EXERCISE INSTRUCTIONS: All of the data below should be written out exactly.

DATA SUPPLIED:
◇ ◇ ◇ ◇
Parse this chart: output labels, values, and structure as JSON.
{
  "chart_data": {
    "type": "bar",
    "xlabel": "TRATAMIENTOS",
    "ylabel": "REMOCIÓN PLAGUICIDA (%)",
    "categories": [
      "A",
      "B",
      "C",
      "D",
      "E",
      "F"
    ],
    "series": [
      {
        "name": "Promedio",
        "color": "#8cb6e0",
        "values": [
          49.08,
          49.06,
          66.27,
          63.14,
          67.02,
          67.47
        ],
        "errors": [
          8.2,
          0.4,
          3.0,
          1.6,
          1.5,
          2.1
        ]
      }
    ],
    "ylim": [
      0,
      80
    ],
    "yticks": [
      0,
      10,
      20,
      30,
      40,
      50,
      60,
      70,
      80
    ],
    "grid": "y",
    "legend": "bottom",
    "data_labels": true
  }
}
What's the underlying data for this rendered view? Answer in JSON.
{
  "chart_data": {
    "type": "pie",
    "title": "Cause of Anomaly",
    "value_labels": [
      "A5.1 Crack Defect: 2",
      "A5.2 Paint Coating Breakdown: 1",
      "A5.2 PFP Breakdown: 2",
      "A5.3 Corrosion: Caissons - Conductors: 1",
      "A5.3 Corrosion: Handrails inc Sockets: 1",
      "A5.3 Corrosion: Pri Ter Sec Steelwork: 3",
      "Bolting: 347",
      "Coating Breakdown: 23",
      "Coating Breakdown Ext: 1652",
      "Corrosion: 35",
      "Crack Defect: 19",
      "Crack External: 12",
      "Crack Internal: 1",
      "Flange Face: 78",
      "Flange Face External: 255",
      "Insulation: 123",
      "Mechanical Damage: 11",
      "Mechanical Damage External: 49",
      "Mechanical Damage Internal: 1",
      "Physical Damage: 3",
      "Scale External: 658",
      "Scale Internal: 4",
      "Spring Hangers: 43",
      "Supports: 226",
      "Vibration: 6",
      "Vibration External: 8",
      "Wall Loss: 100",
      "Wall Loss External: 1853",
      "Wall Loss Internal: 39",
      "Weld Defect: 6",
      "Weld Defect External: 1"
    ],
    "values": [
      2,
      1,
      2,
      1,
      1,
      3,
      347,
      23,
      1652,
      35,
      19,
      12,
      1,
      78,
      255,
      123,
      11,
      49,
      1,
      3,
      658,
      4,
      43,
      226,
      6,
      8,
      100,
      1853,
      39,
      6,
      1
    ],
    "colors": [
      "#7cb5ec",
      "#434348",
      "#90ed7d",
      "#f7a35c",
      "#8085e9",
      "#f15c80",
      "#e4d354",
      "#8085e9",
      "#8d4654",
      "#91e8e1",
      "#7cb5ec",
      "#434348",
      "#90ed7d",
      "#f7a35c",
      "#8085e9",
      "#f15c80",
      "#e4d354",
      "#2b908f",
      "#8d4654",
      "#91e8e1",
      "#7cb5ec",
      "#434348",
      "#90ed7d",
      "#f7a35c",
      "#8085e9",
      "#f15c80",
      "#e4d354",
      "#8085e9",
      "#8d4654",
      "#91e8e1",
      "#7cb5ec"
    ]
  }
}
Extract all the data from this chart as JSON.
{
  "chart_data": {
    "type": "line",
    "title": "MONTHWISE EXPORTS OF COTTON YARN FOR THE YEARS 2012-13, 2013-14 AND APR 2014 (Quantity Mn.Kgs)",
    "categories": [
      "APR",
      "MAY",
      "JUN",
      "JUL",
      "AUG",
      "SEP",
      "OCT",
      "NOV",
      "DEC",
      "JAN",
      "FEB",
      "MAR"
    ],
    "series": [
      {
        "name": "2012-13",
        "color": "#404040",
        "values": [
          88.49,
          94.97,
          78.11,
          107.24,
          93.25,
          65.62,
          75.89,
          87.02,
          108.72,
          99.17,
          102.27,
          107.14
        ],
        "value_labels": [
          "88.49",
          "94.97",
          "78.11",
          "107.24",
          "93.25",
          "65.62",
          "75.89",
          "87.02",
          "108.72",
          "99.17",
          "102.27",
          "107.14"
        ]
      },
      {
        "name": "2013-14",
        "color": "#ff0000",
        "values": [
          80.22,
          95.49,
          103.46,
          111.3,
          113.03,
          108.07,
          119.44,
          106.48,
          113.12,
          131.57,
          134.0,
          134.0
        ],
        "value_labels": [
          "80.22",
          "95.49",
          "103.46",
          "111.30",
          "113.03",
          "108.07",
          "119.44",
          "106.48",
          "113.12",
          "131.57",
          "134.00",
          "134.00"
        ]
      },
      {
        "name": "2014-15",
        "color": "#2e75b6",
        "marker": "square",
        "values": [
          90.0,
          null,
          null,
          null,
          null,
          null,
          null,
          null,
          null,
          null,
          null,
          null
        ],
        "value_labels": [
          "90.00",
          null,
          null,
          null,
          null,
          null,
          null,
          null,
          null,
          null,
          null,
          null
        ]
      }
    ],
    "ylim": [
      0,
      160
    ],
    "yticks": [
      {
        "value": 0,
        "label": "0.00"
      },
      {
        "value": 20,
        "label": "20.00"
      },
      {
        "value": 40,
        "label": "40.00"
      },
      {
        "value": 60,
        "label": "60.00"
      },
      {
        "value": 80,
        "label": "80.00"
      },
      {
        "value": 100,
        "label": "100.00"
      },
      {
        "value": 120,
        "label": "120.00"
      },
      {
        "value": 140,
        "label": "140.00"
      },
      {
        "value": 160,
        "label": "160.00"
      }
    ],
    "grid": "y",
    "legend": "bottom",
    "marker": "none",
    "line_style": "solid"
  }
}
◇ ◇ ◇ ◇
EXERCISE RESULT:
Parse this chart: output labels, values, and structure as JSON.
{
  "chart_data": {
    "type": "bar",
    "xlabel": "TRATAMIENTOS",
    "ylabel": "REMOCIÓN PLAGUICIDA (%)",
    "categories": [
      "A",
      "B",
      "C",
      "D",
      "E",
      "F"
    ],
    "series": [
      {
        "name": "Promedio",
        "color": "#8cb6e0",
        "values": [
          49.08,
          49.06,
          66.27,
          63.14,
          67.02,
          67.47
        ],
        "errors": [
          8.2,
          0.4,
          3.0,
          1.6,
          1.5,
          2.1
        ]
      }
    ],
    "ylim": [
      0,
      80
    ],
    "yticks": [
      0,
      10,
      20,
      30,
      40,
      50,
      60,
      70,
      80
    ],
    "grid": "y",
    "legend": "bottom",
    "data_labels": true
  }
}
What's the underlying data for this rendered view? Answer in JSON.
{
  "chart_data": {
    "type": "pie",
    "title": "Cause of Anomaly",
    "value_labels": [
      "A5.1 Crack Defect: 2",
      "A5.2 Paint Coating Breakdown: 1",
      "A5.2 PFP Breakdown: 2",
      "A5.3 Corrosion: Caissons - Conductors: 1",
      "A5.3 Corrosion: Handrails inc Sockets: 1",
      "A5.3 Corrosion: Pri Ter Sec Steelwork: 3",
      "Bolting: 347",
      "Coating Breakdown: 23",
      "Coating Breakdown Ext: 1652",
      "Corrosion: 35",
      "Crack Defect: 19",
      "Crack External: 12",
      "Crack Internal: 1",
      "Flange Face: 78",
      "Flange Face External: 255",
      "Insulation: 123",
      "Mechanical Damage: 11",
      "Mechanical Damage External: 49",
      "Mechanical Damage Internal: 1",
      "Physical Damage: 3",
      "Scale External: 658",
      "Scale Internal: 4",
      "Spring Hangers: 43",
      "Supports: 226",
      "Vibration: 6",
      "Vibration External: 8",
      "Wall Loss: 100",
      "Wall Loss External: 1853",
      "Wall Loss Internal: 39",
      "Weld Defect: 6",
      "Weld Defect External: 1"
    ],
    "values": [
      2,
      1,
      2,
      1,
      1,
      3,
      347,
      23,
      1652,
      35,
      19,
      12,
      1,
      78,
      255,
      123,
      11,
      49,
      1,
      3,
      658,
      4,
      43,
      226,
      6,
      8,
      100,
      1853,
      39,
      6,
      1
    ],
    "colors": [
      "#7cb5ec",
      "#434348",
      "#90ed7d",
      "#f7a35c",
      "#8085e9",
      "#f15c80",
      "#e4d354",
      "#8085e9",
      "#8d4654",
      "#91e8e1",
      "#7cb5ec",
      "#434348",
      "#90ed7d",
      "#f7a35c",
      "#8085e9",
      "#f15c80",
      "#e4d354",
      "#2b908f",
      "#8d4654",
      "#91e8e1",
      "#7cb5ec",
      "#434348",
      "#90ed7d",
      "#f7a35c",
      "#8085e9",
      "#f15c80",
      "#e4d354",
      "#8085e9",
      "#8d4654",
      "#91e8e1",
      "#7cb5ec"
    ]
  }
}
Extract all the data from this chart as JSON.
{
  "chart_data": {
    "type": "line",
    "title": "MONTHWISE EXPORTS OF COTTON YARN FOR THE YEARS 2012-13, 2013-14 AND APR 2014 (Quantity Mn.Kgs)",
    "categories": [
      "APR",
      "MAY",
      "JUN",
      "JUL",
      "AUG",
      "SEP",
      "OCT",
      "NOV",
      "DEC",
      "JAN",
      "FEB",
      "MAR"
    ],
    "series": [
      {
        "name": "2012-13",
        "color": "#404040",
        "values": [
          88.49,
          94.97,
          78.11,
          107.24,
          93.25,
          65.62,
          75.89,
          87.02,
          108.72,
          99.17,
          102.27,
          107.14
        ],
        "value_labels": [
          "88.49",
          "94.97",
          "78.11",
          "107.24",
          "93.25",
          "65.62",
          "75.89",
          "87.02",
          "108.72",
          "99.17",
          "102.27",
          "107.14"
        ]
      },
      {
        "name": "2013-14",
        "color": "#ff0000",
        "values": [
          80.22,
          95.49,
          103.46,
          111.3,
          113.03,
          108.07,
          119.44,
          106.48,
          113.12,
          131.57,
          134.0,
          134.0
        ],
        "value_labels": [
          "80.22",
          "95.49",
          "103.46",
          "111.30",
          "113.03",
          "108.07",
          "119.44",
          "106.48",
          "113.12",
          "131.57",
          "134.00",
          "134.00"
        ]
      },
      {
        "name": "2014-15",
        "color": "#2e75b6",
        "marker": "square",
        "values": [
          90.0,
          null,
          null,
          null,
          null,
          null,
          null,
          null,
          null,
          null,
          null,
          null
        ],
        "value_labels": [
          "90.00",
          null,
          null,
          null,
          null,
          null,
          null,
          null,
          null,
          null,
          null,
          null
        ]
      }
    ],
    "ylim": [
      0,
      160
    ],
    "yticks": [
      {
        "value": 0,
        "label": "0.00"
      },
      {
        "value": 20,
        "label": "20.00"
      },
      {
        "value": 40,
        "label": "40.00"
      },
      {
        "value": 60,
        "label": "60.00"
      },
      {
        "value": 80,
        "label": "80.00"
      },
      {
        "value": 100,
        "label": "100.00"
      },
      {
        "value": 120,
        "label": "120.00"
      },
      {
        "value": 140,
        "label": "140.00"
      },
      {
        "value": 160,
        "label": "160.00"
      }
    ],
    "grid": "y",
    "legend": "bottom",
    "marker": "none",
    "line_style": "solid"
  }
}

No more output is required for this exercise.